### GIVEN PROBLEM
Retype the complete listing exactly as it appears.

[Dataset entries on figures]
————

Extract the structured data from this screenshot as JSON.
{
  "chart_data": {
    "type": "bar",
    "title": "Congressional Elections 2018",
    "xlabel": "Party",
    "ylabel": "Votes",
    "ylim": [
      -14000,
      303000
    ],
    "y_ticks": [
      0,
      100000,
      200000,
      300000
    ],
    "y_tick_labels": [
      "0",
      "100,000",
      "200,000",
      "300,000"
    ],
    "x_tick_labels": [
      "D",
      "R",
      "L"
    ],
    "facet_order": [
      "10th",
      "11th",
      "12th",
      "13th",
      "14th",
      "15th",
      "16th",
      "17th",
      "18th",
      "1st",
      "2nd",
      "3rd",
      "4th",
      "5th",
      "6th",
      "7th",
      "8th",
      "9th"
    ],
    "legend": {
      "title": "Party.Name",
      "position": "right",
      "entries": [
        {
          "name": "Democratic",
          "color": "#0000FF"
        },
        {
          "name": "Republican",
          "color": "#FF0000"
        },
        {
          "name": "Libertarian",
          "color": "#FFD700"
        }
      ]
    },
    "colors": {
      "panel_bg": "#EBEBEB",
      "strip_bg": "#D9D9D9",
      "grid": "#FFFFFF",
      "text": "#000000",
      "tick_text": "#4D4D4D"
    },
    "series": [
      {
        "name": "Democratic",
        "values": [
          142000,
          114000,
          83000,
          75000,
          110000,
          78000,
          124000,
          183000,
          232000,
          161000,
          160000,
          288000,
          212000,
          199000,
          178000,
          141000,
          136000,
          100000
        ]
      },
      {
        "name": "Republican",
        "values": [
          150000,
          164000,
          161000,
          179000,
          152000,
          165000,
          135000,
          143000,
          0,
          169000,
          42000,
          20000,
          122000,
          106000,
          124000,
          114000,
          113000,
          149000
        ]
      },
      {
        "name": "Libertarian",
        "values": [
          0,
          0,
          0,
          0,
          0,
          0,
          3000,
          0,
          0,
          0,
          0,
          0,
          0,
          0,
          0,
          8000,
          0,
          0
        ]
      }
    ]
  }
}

————

### FINISHED ANSWER
Extract the structured data from this screenshot as JSON.
{
  "chart_data": {
    "type": "bar",
    "title": "Congressional Elections 2018",
    "xlabel": "Party",
    "ylabel": "Votes",
    "ylim": [
      -14000,
      303000
    ],
    "y_ticks": [
      0,
      100000,
      200000,
      300000
    ],
    "y_tick_labels": [
      "0",
      "100,000",
      "200,000",
      "300,000"
    ],
    "x_tick_labels": [
      "D",
      "R",
      "L"
    ],
    "facet_order": [
      "10th",
      "11th",
      "12th",
      "13th",
      "14th",
      "15th",
      "16th",
      "17th",
      "18th",
      "1st",
      "2nd",
      "3rd",
      "4th",
      "5th",
      "6th",
      "7th",
      "8th",
      "9th"
    ],
    "legend": {
      "title": "Party.Name",
      "position": "right",
      "entries": [
        {
          "name": "Democratic",
          "color": "#0000FF"
        },
        {
          "name": "Republican",
          "color": "#FF0000"
        },
        {
          "name": "Libertarian",
          "color": "#FFD700"
        }
      ]
    },
    "colors": {
      "panel_bg": "#EBEBEB",
      "strip_bg": "#D9D9D9",
      "grid": "#FFFFFF",
      "text": "#000000",
      "tick_text": "#4D4D4D"
    },
    "series": [
      {
        "name": "Democratic",
        "values": [
          142000,
          114000,
          83000,
          75000,
          110000,
          78000,
          124000,
          183000,
          232000,
          161000,
          160000,
          288000,
          212000,
          199000,
          178000,
          141000,
          136000,
          100000
        ]
      },
      {
        "name": "Republican",
        "values": [
          150000,
          164000,
          161000,
          179000,
          152000,
          165000,
          135000,
          143000,
          0,
          169000,
          42000,
          20000,
          122000,
          106000,
          124000,
          114000,
          113000,
          149000
        ]
      },
      {
        "name": "Libertarian",
        "values": [
          0,
          0,
          0,
          0,
          0,
          0,
          3000,
          0,
          0,
          0,
          0,
          0,
          0,
          0,
          0,
          8000,
          0,
          0
        ]
      }
    ]
  }
}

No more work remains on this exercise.